* What the task requires
Count the lines in the records that contain the string "series", matching case exactly, and reply with the number alone.

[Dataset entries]

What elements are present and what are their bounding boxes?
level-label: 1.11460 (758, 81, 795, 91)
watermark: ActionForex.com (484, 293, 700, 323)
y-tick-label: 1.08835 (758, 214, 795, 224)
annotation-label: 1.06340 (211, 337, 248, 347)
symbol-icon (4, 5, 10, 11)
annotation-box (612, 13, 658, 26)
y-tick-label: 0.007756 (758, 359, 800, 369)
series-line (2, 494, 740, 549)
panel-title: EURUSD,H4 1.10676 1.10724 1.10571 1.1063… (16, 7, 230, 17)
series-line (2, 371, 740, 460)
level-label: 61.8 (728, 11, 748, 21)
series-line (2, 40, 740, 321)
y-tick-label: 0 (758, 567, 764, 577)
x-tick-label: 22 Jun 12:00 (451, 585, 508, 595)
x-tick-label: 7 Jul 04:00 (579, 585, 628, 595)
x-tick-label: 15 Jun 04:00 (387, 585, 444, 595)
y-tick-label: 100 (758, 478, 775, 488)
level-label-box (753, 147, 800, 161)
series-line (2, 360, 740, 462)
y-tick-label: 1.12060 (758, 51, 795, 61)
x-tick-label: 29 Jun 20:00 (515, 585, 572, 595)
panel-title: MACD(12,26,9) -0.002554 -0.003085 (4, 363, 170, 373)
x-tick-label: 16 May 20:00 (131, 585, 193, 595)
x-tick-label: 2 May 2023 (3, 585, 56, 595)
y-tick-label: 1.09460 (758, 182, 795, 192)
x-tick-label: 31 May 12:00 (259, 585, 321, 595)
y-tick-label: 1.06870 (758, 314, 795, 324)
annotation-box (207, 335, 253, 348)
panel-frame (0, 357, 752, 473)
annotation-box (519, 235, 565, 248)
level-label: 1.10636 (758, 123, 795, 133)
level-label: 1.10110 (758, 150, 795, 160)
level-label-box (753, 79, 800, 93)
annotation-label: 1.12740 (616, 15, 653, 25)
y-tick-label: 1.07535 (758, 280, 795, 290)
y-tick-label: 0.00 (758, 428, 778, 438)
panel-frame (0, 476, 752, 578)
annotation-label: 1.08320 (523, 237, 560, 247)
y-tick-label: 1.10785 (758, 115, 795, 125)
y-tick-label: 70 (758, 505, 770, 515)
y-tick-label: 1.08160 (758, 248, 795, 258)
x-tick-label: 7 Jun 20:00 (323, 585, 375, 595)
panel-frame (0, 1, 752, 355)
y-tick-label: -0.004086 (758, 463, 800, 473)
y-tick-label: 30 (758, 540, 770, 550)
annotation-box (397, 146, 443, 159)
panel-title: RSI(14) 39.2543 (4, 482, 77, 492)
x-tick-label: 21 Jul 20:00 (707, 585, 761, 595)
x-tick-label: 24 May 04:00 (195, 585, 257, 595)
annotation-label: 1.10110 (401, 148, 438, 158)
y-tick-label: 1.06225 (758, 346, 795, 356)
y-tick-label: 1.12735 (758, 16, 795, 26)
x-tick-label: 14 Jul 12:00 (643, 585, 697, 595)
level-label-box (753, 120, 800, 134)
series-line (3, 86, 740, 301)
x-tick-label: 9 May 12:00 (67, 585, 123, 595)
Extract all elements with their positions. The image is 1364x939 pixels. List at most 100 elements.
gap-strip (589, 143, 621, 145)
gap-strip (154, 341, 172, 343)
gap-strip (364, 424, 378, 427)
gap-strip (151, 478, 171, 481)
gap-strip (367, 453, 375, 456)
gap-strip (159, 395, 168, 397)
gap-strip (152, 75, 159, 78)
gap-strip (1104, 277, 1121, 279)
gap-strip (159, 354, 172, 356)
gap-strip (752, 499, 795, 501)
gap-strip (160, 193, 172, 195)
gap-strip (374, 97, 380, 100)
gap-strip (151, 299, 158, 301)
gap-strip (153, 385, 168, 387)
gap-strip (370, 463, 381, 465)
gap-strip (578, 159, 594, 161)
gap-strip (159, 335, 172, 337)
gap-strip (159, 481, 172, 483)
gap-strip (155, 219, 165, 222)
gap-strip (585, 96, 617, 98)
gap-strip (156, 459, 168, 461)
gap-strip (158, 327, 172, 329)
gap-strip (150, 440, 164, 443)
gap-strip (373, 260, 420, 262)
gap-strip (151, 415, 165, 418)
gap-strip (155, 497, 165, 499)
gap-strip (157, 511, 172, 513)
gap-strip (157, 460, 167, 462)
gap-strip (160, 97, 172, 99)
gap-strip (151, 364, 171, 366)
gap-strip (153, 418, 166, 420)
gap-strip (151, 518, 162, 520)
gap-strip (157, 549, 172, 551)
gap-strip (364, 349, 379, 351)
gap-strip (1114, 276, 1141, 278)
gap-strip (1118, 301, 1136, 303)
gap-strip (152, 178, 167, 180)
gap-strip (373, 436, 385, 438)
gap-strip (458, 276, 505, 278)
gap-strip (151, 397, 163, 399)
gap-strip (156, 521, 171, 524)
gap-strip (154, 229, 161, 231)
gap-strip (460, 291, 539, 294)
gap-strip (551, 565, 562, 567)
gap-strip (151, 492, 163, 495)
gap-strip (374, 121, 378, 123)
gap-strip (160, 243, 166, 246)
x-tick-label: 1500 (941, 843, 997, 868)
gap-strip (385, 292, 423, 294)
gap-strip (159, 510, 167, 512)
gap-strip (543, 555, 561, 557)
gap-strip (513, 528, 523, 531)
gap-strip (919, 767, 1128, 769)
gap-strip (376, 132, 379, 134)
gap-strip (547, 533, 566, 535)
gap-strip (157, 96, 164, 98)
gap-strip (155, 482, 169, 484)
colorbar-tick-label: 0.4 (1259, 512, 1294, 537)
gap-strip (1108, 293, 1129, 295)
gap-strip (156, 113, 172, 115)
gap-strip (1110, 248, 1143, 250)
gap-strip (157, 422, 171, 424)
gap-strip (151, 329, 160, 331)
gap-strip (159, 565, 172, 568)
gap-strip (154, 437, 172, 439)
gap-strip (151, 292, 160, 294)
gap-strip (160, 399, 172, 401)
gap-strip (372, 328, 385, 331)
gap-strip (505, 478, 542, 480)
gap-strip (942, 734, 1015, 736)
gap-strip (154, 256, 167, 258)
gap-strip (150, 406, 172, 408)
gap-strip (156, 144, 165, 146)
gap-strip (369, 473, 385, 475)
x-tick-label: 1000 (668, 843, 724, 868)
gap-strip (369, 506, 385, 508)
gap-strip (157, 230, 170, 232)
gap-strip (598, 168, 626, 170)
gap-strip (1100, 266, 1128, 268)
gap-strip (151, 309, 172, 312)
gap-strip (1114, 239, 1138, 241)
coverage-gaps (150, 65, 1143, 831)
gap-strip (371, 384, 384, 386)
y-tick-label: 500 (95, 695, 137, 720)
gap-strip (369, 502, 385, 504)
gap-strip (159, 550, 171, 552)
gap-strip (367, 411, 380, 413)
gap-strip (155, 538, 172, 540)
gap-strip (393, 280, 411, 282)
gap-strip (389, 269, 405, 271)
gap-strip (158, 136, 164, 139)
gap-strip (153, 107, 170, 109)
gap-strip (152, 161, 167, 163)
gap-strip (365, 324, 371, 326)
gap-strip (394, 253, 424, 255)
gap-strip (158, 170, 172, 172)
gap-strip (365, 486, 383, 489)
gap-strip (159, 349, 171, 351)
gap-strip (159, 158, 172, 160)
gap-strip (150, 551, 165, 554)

* Exercise output
5